-- Start of Input for this task --

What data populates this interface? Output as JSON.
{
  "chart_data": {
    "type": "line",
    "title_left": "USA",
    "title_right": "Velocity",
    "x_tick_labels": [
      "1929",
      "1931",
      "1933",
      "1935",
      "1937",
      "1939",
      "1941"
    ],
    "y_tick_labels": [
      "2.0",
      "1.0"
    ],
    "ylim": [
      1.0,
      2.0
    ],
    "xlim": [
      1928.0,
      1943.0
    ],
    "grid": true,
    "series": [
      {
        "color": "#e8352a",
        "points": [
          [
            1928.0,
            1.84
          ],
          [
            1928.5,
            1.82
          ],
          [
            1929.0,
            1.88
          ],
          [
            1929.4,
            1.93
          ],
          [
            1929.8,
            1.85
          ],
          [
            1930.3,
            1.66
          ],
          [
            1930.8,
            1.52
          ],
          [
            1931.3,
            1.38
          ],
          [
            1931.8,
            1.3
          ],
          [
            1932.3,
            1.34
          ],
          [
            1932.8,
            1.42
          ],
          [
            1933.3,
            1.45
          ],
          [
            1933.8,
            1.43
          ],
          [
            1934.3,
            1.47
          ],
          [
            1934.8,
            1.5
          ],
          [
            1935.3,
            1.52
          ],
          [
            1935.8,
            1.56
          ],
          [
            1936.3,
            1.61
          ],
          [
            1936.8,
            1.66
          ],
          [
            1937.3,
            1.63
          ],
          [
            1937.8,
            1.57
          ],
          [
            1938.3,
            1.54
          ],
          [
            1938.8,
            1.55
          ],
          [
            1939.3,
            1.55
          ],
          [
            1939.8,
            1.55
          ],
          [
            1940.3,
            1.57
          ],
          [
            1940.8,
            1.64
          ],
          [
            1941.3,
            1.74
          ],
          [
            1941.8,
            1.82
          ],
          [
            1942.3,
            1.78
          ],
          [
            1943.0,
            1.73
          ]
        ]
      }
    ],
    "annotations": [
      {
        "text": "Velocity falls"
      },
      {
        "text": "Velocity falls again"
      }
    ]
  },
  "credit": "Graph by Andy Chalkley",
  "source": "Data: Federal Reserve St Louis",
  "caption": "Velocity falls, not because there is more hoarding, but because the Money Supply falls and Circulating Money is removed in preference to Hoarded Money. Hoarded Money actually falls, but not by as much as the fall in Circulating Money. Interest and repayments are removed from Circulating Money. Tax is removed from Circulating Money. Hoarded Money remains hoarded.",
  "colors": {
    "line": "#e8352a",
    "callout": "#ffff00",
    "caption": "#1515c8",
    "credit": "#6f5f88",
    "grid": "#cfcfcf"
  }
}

-- End of Input for this task --

Written request
Reproduce all of the material above word for word.

Worked solution
What data populates this interface? Output as JSON.
{
  "chart_data": {
    "type": "line",
    "title_left": "USA",
    "title_right": "Velocity",
    "x_tick_labels": [
      "1929",
      "1931",
      "1933",
      "1935",
      "1937",
      "1939",
      "1941"
    ],
    "y_tick_labels": [
      "2.0",
      "1.0"
    ],
    "ylim": [
      1.0,
      2.0
    ],
    "xlim": [
      1928.0,
      1943.0
    ],
    "grid": true,
    "series": [
      {
        "color": "#e8352a",
        "points": [
          [
            1928.0,
            1.84
          ],
          [
            1928.5,
            1.82
          ],
          [
            1929.0,
            1.88
          ],
          [
            1929.4,
            1.93
          ],
          [
            1929.8,
            1.85
          ],
          [
            1930.3,
            1.66
          ],
          [
            1930.8,
            1.52
          ],
          [
            1931.3,
            1.38
          ],
          [
            1931.8,
            1.3
          ],
          [
            1932.3,
            1.34
          ],
          [
            1932.8,
            1.42
          ],
          [
            1933.3,
            1.45
          ],
          [
            1933.8,
            1.43
          ],
          [
            1934.3,
            1.47
          ],
          [
            1934.8,
            1.5
          ],
          [
            1935.3,
            1.52
          ],
          [
            1935.8,
            1.56
          ],
          [
            1936.3,
            1.61
          ],
          [
            1936.8,
            1.66
          ],
          [
            1937.3,
            1.63
          ],
          [
            1937.8,
            1.57
          ],
          [
            1938.3,
            1.54
          ],
          [
            1938.8,
            1.55
          ],
          [
            1939.3,
            1.55
          ],
          [
            1939.8,
            1.55
          ],
          [
            1940.3,
            1.57
          ],
          [
            1940.8,
            1.64
          ],
          [
            1941.3,
            1.74
          ],
          [
            1941.8,
            1.82
          ],
          [
            1942.3,
            1.78
          ],
          [
            1943.0,
            1.73
          ]
        ]
      }
    ],
    "annotations": [
      {
        "text": "Velocity falls"
      },
      {
        "text": "Velocity falls again"
      }
    ]
  },
  "credit": "Graph by Andy Chalkley",
  "source": "Data: Federal Reserve St Louis",
  "caption": "Velocity falls, not because there is more hoarding, but because the Money Supply falls and Circulating Money is removed in preference to Hoarded Money. Hoarded Money actually falls, but not by as much as the fall in Circulating Money. Interest and repayments are removed from Circulating Money. Tax is removed from Circulating Money. Hoarded Money remains hoarded.",
  "colors": {
    "line": "#e8352a",
    "callout": "#ffff00",
    "caption": "#1515c8",
    "credit": "#6f5f88",
    "grid": "#cfcfcf"
  }
}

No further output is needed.